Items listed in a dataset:
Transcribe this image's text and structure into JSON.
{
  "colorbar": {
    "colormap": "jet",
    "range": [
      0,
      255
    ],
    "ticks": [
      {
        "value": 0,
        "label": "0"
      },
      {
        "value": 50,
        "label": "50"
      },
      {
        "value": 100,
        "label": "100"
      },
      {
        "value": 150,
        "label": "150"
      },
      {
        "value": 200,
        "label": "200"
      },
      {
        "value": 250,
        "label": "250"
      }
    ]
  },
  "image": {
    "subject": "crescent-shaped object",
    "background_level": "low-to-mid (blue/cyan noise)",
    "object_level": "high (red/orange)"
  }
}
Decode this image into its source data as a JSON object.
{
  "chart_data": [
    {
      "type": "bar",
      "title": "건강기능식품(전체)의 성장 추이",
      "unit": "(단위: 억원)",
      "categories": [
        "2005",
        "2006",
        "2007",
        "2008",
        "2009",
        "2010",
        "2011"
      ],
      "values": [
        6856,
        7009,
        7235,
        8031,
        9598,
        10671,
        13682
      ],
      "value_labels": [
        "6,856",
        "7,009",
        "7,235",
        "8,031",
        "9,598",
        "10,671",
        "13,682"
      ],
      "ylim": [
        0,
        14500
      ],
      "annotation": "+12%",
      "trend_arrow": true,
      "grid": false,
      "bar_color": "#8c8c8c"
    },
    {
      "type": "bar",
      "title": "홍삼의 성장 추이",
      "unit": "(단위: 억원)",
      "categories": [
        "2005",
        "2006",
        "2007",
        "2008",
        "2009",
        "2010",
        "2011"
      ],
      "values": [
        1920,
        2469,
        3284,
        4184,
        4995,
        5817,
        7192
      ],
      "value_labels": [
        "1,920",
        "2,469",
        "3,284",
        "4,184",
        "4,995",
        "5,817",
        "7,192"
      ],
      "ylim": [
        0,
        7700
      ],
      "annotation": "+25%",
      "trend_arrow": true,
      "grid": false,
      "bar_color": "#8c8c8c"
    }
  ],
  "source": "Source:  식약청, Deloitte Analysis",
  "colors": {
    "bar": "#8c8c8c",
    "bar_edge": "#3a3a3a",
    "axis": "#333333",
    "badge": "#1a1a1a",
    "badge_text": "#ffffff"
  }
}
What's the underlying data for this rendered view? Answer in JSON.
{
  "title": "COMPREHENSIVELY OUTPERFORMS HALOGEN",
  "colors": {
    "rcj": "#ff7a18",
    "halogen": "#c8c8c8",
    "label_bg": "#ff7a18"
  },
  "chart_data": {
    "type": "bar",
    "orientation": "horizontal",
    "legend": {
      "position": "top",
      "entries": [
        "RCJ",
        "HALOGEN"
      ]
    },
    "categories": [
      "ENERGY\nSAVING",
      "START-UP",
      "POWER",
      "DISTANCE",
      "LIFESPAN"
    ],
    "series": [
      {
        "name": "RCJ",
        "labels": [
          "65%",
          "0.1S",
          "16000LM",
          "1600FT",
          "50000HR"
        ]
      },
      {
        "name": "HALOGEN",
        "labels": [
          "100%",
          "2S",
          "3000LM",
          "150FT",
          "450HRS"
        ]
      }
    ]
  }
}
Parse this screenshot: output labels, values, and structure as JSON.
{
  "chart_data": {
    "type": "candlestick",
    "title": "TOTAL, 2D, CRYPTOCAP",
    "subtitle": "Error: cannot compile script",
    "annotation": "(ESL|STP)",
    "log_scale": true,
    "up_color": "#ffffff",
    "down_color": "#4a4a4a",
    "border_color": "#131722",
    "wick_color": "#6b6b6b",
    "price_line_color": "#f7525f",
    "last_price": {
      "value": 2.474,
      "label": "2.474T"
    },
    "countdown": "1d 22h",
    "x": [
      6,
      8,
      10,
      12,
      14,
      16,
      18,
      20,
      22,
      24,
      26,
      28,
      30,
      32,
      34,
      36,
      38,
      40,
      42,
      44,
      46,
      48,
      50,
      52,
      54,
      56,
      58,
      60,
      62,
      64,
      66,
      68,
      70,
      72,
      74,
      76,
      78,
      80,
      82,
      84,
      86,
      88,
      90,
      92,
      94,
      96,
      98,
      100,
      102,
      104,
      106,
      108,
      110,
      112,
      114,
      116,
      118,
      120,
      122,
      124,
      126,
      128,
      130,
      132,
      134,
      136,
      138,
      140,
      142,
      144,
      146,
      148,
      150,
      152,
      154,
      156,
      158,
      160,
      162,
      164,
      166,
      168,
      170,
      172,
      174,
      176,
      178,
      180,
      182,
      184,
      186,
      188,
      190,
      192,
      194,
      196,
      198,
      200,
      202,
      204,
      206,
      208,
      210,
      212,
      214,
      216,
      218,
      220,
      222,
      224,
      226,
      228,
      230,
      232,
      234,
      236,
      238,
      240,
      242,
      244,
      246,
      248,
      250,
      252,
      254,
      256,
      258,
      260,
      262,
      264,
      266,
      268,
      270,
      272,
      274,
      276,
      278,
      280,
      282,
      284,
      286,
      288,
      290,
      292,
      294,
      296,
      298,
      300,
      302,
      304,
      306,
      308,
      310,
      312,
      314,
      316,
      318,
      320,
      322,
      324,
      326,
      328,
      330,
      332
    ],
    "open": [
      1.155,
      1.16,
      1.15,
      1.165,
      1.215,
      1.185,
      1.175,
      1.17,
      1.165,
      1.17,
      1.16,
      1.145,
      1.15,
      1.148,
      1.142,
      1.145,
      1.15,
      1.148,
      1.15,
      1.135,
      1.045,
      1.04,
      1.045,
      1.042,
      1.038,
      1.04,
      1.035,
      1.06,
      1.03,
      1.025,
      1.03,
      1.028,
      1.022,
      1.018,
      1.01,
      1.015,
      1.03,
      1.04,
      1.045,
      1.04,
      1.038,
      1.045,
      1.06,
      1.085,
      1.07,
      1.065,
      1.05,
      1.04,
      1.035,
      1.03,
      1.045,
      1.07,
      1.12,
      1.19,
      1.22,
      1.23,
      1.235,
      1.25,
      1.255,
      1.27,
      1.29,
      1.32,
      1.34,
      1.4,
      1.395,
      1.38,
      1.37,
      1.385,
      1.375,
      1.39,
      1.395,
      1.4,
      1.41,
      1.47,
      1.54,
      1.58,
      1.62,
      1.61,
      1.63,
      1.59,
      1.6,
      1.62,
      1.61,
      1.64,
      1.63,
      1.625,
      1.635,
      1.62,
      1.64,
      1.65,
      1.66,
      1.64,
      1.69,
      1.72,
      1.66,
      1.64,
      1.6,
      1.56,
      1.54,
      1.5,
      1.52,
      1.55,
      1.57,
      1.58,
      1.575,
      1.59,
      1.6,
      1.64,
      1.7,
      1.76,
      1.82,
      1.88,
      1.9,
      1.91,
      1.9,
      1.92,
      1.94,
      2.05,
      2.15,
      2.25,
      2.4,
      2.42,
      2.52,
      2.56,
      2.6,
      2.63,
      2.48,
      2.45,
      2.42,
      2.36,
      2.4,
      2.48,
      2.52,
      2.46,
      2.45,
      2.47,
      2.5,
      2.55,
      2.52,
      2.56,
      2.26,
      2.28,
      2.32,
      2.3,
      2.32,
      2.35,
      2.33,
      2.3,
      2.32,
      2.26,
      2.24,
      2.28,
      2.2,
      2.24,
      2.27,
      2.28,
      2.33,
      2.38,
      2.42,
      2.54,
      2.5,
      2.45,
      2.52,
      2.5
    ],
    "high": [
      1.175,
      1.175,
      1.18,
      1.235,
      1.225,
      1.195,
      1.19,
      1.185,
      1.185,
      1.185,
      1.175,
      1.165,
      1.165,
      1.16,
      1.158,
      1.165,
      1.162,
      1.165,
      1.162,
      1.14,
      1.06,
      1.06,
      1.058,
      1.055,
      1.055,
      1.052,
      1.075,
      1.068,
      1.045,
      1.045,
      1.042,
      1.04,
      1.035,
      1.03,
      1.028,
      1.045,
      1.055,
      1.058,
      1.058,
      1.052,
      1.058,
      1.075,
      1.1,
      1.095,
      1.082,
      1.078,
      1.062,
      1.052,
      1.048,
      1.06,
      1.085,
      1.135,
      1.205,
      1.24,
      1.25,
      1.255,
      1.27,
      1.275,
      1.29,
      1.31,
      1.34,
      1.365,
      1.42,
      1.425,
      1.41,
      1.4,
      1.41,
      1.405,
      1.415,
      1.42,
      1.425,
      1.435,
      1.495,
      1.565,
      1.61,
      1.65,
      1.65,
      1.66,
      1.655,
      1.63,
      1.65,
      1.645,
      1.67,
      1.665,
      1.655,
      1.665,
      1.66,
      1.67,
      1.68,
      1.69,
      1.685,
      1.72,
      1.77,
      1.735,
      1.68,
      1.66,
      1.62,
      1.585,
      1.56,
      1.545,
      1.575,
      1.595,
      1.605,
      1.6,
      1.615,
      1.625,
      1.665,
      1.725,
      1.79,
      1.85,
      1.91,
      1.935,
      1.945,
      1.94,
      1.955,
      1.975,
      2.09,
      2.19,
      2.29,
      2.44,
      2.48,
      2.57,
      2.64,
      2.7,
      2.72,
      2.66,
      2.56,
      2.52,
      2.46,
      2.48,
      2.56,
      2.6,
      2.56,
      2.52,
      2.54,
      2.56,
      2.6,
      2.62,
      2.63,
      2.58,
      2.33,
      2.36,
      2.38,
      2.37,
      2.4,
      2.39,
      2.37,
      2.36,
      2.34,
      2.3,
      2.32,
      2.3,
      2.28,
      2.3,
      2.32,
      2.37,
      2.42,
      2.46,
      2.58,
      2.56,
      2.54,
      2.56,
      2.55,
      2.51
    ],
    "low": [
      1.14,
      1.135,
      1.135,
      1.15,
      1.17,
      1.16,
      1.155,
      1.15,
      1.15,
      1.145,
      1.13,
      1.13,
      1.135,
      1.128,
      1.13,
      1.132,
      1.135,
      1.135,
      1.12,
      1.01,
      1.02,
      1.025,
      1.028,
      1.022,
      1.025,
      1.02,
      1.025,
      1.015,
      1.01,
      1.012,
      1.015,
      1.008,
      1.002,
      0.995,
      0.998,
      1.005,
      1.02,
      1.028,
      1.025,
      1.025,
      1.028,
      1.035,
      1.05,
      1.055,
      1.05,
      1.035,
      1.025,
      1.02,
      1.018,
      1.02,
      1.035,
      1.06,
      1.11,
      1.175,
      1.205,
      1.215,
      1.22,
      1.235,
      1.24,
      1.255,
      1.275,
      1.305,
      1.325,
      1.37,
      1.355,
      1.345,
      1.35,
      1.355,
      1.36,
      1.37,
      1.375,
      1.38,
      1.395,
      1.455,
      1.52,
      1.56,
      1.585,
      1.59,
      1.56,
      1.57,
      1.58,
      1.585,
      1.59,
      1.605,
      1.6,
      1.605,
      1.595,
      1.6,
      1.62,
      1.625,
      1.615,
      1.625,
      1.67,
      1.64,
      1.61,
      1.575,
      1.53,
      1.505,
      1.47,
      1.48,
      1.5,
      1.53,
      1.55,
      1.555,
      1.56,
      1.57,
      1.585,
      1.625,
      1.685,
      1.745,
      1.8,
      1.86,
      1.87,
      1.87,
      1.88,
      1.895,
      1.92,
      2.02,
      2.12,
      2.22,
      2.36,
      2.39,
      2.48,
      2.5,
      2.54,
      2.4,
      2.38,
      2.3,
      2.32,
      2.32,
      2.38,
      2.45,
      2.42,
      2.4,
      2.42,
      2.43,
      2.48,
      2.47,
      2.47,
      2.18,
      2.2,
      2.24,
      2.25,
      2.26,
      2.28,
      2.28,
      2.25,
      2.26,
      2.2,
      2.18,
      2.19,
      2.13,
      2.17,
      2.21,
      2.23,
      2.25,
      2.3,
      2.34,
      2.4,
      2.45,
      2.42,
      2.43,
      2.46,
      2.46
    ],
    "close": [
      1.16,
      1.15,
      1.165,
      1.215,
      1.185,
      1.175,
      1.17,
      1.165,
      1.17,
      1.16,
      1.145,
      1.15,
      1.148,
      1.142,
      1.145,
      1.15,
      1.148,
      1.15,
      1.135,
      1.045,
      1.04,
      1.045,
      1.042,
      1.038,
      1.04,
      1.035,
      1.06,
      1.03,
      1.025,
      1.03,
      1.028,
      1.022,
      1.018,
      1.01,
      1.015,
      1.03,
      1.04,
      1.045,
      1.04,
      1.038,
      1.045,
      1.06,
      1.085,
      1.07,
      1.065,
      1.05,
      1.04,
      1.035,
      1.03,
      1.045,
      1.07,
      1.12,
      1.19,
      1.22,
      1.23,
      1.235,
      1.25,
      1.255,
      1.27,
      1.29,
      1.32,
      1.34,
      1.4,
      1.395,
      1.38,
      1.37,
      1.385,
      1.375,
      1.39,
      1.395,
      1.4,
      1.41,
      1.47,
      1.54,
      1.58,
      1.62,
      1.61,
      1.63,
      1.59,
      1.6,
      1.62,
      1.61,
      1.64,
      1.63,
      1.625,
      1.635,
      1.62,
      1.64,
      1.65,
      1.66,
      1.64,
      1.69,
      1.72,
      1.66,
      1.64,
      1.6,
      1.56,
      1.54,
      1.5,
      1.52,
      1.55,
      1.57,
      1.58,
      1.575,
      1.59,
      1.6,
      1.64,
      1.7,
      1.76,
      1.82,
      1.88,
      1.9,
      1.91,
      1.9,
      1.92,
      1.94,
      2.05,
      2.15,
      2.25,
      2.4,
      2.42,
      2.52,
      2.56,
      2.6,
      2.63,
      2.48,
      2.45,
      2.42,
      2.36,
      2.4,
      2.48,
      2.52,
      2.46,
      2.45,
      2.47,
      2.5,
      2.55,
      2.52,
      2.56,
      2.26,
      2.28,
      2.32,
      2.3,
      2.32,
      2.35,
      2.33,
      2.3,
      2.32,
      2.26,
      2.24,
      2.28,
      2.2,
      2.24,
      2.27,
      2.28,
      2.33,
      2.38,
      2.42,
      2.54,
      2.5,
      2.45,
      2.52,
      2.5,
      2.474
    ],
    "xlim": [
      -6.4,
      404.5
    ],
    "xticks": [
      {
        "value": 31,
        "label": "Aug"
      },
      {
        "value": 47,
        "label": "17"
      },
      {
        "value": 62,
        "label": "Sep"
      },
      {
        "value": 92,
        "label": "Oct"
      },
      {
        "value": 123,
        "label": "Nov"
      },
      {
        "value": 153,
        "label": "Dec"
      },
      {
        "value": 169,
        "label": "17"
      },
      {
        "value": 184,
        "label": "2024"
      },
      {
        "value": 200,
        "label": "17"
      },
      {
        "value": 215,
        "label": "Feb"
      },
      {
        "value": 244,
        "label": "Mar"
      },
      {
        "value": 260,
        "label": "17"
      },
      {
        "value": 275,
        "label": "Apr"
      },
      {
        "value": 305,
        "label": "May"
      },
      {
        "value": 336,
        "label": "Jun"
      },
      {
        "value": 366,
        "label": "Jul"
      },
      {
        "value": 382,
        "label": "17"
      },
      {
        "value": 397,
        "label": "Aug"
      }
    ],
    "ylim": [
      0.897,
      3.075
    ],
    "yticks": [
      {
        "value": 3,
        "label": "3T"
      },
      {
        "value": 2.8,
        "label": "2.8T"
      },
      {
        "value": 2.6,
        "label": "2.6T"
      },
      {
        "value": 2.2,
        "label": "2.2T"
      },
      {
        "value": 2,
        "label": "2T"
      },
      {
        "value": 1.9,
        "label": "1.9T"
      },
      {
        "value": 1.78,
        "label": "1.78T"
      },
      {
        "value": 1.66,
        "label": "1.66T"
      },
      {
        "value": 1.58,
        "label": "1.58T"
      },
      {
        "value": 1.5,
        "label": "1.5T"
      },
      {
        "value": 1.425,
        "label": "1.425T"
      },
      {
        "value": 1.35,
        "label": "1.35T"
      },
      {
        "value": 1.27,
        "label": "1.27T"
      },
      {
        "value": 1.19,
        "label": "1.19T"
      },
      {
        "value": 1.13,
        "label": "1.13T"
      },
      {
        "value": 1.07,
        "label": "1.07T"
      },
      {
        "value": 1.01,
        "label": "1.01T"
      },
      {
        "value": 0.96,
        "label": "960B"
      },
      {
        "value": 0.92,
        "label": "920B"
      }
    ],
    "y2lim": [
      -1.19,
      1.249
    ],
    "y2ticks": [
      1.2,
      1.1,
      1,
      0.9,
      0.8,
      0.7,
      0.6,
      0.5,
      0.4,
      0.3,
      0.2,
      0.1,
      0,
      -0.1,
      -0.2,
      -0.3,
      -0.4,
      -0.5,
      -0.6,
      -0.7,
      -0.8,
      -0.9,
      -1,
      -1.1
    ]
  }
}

== Written request ==
Working from the material above, state how many lines contain "into"; give only the number.

== Result ==
2